To do →
Go through the data below. Pull out every line that has the word "this".

Extracted information →

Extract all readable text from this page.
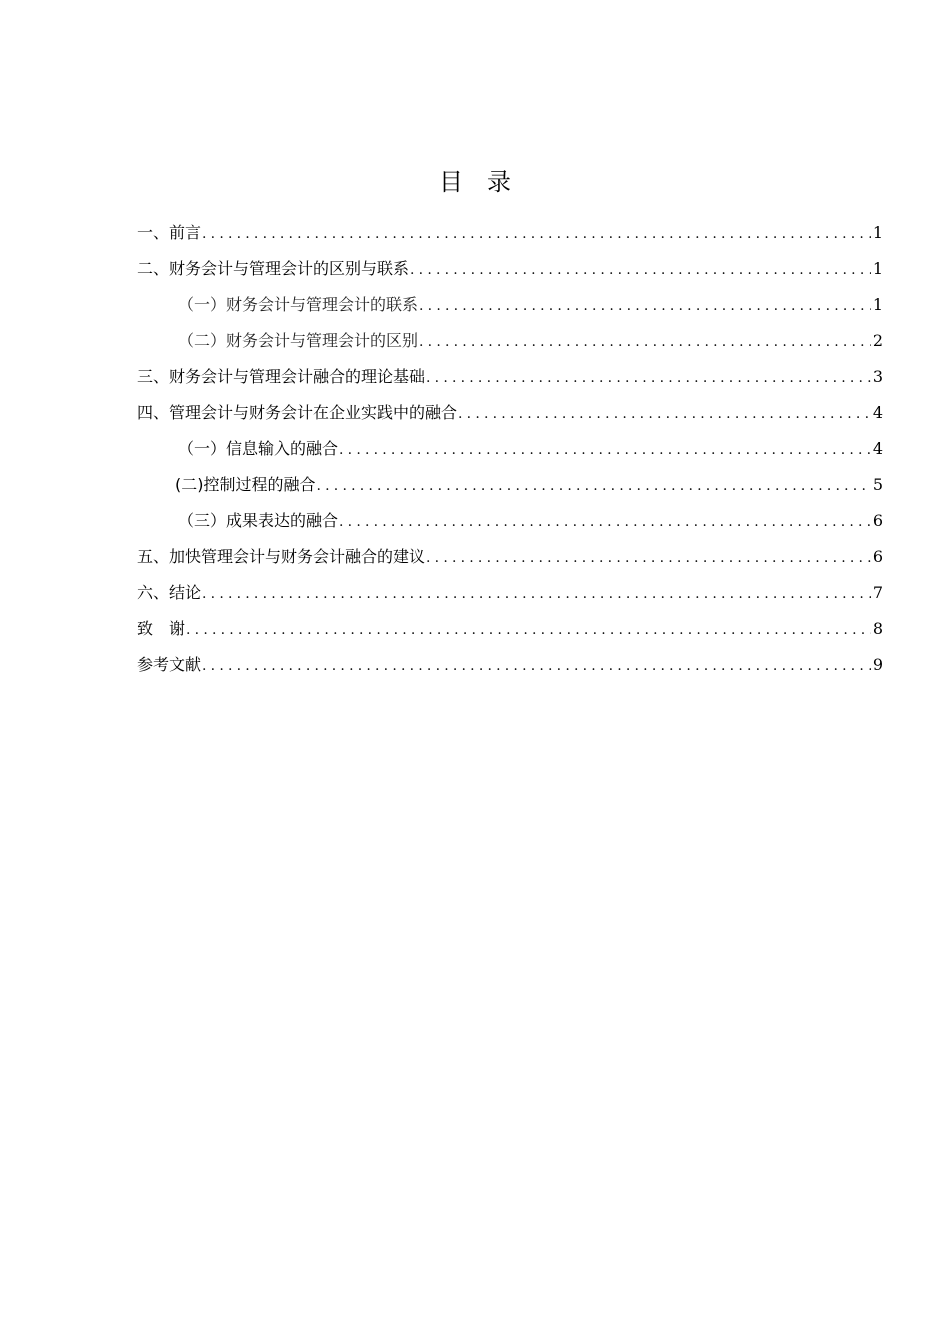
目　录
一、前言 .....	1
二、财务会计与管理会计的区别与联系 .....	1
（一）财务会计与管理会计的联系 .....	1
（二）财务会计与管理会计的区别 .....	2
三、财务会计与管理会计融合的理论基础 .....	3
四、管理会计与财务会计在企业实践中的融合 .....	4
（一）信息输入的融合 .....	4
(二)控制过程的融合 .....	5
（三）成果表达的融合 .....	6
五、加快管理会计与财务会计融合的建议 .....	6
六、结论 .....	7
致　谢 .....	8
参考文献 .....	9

==

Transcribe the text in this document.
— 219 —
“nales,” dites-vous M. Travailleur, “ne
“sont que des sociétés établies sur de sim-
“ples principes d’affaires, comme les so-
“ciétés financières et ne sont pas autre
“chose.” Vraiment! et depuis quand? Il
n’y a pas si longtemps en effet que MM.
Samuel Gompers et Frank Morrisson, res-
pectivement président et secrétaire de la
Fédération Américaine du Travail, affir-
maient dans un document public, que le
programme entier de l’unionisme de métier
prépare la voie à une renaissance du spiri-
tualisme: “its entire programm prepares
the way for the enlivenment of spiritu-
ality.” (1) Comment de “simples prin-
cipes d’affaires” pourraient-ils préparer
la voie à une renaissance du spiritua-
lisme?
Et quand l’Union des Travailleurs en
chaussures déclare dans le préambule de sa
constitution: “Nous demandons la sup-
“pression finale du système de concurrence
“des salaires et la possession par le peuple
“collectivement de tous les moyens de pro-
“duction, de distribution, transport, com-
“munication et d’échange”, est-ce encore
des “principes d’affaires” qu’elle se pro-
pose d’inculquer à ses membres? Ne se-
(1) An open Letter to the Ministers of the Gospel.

Task response →
Extract all readable text from this page.
Transcribe the text in this document.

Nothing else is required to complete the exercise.